▶ What to work on
Read the listing below and copy out every line that holds "privateGPT".

▶ Record list
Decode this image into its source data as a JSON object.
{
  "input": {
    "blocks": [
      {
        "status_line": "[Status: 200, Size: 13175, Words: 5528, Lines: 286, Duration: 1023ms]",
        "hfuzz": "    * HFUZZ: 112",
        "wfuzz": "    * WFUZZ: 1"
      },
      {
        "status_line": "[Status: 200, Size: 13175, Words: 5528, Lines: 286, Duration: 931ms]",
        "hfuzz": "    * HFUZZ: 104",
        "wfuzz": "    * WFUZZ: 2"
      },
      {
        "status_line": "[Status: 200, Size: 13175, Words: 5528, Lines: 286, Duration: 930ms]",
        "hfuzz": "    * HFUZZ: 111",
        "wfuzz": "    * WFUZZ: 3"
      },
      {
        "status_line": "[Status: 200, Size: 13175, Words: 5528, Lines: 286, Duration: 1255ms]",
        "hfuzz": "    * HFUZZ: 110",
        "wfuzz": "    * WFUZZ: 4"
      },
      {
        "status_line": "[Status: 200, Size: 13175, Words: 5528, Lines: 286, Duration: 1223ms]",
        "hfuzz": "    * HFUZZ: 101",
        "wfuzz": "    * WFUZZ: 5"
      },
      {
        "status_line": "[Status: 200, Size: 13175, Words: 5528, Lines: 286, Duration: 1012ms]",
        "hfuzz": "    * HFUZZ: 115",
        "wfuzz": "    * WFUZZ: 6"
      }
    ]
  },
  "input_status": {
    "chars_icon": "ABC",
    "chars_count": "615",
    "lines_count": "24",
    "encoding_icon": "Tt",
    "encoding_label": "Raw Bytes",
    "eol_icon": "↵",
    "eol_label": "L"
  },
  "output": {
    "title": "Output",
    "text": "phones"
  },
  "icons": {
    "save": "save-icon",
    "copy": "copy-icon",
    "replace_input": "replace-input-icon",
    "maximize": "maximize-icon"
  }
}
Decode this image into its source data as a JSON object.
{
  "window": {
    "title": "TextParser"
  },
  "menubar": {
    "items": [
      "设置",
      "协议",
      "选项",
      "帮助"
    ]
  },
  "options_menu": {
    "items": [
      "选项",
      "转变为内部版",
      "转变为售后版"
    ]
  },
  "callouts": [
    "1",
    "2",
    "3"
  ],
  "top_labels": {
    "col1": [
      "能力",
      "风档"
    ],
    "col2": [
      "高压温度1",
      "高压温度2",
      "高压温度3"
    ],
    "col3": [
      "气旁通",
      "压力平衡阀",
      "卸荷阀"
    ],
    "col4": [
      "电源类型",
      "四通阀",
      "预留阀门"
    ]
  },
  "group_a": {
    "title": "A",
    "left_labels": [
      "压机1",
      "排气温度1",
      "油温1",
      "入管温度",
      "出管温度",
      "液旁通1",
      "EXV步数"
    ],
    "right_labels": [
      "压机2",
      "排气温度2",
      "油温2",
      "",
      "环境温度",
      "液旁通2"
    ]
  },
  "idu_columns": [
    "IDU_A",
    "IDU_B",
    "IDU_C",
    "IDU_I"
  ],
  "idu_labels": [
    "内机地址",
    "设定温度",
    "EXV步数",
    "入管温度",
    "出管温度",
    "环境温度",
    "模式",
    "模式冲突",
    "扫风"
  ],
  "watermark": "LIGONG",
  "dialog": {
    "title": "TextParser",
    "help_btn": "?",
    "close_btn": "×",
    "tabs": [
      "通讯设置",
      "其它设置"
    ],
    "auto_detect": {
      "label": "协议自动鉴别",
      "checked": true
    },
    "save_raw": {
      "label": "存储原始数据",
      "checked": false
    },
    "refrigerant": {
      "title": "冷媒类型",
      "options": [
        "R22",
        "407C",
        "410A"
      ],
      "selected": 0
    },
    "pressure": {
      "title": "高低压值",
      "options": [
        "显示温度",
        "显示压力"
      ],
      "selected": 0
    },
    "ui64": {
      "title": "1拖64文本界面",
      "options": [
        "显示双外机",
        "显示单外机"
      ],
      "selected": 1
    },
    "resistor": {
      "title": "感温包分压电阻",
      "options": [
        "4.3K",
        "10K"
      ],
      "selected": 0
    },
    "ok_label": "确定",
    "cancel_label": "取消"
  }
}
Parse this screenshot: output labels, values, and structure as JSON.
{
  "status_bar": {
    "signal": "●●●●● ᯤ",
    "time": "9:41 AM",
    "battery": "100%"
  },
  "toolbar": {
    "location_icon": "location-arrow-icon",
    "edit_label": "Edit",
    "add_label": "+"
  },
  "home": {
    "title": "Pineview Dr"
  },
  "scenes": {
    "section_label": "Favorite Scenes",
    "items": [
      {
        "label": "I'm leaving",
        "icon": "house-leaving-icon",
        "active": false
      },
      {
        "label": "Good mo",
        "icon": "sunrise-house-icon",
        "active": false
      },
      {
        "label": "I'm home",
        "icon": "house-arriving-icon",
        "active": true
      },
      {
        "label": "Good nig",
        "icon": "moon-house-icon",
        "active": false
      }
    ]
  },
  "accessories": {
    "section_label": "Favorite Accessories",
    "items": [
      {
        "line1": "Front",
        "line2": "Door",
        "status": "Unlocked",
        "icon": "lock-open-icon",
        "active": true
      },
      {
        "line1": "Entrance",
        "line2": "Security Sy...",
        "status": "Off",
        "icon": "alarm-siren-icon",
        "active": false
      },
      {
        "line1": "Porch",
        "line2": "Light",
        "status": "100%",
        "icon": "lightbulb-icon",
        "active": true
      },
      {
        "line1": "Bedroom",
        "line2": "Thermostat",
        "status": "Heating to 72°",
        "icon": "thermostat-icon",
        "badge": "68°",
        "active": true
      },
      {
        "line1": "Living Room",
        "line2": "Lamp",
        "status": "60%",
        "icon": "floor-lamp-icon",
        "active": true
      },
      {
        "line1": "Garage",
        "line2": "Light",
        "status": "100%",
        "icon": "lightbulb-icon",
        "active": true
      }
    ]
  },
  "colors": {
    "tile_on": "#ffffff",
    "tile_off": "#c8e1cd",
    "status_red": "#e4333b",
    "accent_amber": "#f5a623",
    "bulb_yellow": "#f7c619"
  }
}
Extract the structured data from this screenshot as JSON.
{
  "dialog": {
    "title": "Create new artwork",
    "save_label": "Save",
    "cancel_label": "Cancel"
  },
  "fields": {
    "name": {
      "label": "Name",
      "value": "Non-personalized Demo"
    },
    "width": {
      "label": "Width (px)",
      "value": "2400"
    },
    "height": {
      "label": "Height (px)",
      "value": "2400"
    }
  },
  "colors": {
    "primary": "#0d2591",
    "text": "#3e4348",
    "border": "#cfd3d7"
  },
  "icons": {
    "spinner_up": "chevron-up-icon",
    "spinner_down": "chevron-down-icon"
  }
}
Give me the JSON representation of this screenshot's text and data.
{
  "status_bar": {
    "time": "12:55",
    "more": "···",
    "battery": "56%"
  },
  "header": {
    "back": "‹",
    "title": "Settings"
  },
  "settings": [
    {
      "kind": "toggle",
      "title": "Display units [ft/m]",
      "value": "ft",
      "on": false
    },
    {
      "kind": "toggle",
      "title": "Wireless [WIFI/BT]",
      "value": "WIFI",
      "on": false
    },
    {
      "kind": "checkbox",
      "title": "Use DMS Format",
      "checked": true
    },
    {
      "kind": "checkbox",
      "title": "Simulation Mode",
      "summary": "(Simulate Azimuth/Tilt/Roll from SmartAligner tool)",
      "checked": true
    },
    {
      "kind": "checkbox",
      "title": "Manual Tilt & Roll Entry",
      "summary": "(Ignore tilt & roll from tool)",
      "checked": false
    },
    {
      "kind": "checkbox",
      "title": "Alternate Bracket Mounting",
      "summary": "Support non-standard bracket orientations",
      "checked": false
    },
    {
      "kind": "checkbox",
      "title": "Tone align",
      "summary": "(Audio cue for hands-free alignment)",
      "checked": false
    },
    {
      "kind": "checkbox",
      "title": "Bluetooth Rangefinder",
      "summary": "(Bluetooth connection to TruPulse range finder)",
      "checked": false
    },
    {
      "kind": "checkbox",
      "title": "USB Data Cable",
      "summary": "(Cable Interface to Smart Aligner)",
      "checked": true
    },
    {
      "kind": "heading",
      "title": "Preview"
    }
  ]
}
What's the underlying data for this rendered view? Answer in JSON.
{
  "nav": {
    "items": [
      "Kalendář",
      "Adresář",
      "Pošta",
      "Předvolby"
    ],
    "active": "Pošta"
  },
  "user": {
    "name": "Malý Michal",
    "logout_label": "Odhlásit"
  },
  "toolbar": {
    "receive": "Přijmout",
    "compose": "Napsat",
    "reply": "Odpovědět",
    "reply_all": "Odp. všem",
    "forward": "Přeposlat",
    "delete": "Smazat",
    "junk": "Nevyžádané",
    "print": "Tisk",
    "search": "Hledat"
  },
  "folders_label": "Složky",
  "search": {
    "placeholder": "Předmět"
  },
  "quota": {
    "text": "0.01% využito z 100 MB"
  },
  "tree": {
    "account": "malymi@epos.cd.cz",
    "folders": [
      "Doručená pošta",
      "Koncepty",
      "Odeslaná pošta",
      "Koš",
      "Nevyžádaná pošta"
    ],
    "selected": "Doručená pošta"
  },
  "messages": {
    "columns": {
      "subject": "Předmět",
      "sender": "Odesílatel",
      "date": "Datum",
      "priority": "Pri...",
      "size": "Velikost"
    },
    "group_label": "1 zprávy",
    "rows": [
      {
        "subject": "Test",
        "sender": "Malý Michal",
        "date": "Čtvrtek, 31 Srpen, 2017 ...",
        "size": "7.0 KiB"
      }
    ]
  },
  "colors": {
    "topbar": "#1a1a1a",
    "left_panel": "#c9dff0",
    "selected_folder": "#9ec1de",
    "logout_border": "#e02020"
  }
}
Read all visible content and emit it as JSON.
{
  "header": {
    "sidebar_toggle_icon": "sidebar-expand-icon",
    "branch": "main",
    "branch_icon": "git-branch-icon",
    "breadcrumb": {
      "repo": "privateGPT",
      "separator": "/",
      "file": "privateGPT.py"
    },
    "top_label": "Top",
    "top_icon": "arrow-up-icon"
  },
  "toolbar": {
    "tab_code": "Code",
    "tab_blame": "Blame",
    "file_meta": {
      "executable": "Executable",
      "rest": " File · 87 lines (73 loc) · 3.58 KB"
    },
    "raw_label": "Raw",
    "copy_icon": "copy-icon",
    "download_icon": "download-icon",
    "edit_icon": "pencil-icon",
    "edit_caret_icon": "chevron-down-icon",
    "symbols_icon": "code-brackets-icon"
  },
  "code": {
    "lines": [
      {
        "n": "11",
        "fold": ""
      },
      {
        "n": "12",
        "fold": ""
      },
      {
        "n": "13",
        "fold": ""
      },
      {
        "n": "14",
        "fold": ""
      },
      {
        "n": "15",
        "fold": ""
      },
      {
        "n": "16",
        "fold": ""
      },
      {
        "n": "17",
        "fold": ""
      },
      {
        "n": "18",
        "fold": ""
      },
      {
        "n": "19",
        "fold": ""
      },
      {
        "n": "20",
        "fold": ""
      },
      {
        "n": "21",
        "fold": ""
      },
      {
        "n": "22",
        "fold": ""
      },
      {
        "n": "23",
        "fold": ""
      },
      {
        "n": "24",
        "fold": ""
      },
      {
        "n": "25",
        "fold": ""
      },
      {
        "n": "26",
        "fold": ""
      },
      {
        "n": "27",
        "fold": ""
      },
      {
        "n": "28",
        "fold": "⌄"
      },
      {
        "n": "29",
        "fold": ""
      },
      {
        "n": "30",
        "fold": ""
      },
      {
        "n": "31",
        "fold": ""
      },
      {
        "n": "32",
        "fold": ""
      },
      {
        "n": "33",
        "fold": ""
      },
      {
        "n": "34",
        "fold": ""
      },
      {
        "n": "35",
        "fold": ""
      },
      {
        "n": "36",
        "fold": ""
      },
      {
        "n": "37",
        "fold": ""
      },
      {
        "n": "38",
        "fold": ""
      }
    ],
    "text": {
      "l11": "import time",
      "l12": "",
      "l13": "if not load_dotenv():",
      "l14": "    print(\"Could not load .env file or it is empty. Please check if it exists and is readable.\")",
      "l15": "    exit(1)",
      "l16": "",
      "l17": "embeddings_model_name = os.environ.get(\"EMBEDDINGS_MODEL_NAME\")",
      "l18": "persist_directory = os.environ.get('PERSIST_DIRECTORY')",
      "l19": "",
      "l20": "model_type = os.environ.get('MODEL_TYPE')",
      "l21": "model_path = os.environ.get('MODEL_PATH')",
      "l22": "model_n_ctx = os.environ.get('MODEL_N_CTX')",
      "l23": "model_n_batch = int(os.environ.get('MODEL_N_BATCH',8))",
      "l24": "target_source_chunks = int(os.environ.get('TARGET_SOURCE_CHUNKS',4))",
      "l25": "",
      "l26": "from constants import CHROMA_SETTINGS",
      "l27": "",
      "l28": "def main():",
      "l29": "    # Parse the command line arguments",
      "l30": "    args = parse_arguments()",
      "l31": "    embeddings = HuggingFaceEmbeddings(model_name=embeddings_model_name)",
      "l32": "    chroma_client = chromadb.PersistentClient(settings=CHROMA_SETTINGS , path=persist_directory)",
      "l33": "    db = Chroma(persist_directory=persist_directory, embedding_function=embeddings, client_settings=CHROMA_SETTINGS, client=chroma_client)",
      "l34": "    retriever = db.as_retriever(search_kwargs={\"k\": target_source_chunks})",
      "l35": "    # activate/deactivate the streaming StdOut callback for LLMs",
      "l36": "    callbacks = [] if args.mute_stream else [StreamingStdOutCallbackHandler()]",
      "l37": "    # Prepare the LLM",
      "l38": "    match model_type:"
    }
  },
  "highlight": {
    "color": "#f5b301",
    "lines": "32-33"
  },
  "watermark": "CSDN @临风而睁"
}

▶ The solution
      "repo": "privateGPT",
      "file": "privateGPT.py"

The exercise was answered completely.